## Collection entries:
** begin **

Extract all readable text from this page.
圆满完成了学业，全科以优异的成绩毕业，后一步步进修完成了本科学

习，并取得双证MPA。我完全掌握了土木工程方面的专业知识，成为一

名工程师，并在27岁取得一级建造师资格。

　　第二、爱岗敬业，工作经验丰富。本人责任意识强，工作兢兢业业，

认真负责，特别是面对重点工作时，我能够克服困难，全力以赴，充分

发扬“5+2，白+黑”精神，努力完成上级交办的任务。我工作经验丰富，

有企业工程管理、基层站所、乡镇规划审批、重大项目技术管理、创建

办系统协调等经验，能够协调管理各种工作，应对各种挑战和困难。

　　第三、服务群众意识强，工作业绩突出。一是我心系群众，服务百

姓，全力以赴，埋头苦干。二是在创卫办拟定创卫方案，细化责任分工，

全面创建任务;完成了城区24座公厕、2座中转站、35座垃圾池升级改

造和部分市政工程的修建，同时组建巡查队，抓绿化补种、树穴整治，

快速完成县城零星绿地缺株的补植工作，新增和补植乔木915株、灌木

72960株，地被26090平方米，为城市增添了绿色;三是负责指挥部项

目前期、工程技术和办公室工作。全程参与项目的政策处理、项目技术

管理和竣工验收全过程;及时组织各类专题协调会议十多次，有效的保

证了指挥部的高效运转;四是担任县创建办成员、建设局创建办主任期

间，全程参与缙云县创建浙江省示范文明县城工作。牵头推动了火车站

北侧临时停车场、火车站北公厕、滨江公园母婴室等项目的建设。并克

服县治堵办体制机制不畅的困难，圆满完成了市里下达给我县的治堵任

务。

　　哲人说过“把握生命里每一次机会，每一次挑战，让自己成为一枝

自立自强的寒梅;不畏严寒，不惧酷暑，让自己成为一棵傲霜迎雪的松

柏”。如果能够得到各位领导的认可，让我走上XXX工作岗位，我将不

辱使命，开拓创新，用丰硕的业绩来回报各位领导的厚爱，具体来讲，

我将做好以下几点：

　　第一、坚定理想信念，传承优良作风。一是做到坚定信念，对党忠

** end **

## JOB:
Retype all the records, matching them exactly.

## RESULT OF THIS EXERCISE:
Extract all readable text from this page.
圆满完成了学业，全科以优异的成绩毕业，后一步步进修完成了本科学

习，并取得双证MPA。我完全掌握了土木工程方面的专业知识，成为一

名工程师，并在27岁取得一级建造师资格。

　　第二、爱岗敬业，工作经验丰富。本人责任意识强，工作兢兢业业，

认真负责，特别是面对重点工作时，我能够克服困难，全力以赴，充分

发扬“5+2，白+黑”精神，努力完成上级交办的任务。我工作经验丰富，

有企业工程管理、基层站所、乡镇规划审批、重大项目技术管理、创建

办系统协调等经验，能够协调管理各种工作，应对各种挑战和困难。

　　第三、服务群众意识强，工作业绩突出。一是我心系群众，服务百

姓，全力以赴，埋头苦干。二是在创卫办拟定创卫方案，细化责任分工，

全面创建任务;完成了城区24座公厕、2座中转站、35座垃圾池升级改

造和部分市政工程的修建，同时组建巡查队，抓绿化补种、树穴整治，

快速完成县城零星绿地缺株的补植工作，新增和补植乔木915株、灌木

72960株，地被26090平方米，为城市增添了绿色;三是负责指挥部项

目前期、工程技术和办公室工作。全程参与项目的政策处理、项目技术

管理和竣工验收全过程;及时组织各类专题协调会议十多次，有效的保

证了指挥部的高效运转;四是担任县创建办成员、建设局创建办主任期

间，全程参与缙云县创建浙江省示范文明县城工作。牵头推动了火车站

北侧临时停车场、火车站北公厕、滨江公园母婴室等项目的建设。并克

服县治堵办体制机制不畅的困难，圆满完成了市里下达给我县的治堵任

务。

　　哲人说过“把握生命里每一次机会，每一次挑战，让自己成为一枝

自立自强的寒梅;不畏严寒，不惧酷暑，让自己成为一棵傲霜迎雪的松

柏”。如果能够得到各位领导的认可，让我走上XXX工作岗位，我将不

辱使命，开拓创新，用丰硕的业绩来回报各位领导的厚爱，具体来讲，

我将做好以下几点：

　　第一、坚定理想信念，传承优良作风。一是做到坚定信念，对党忠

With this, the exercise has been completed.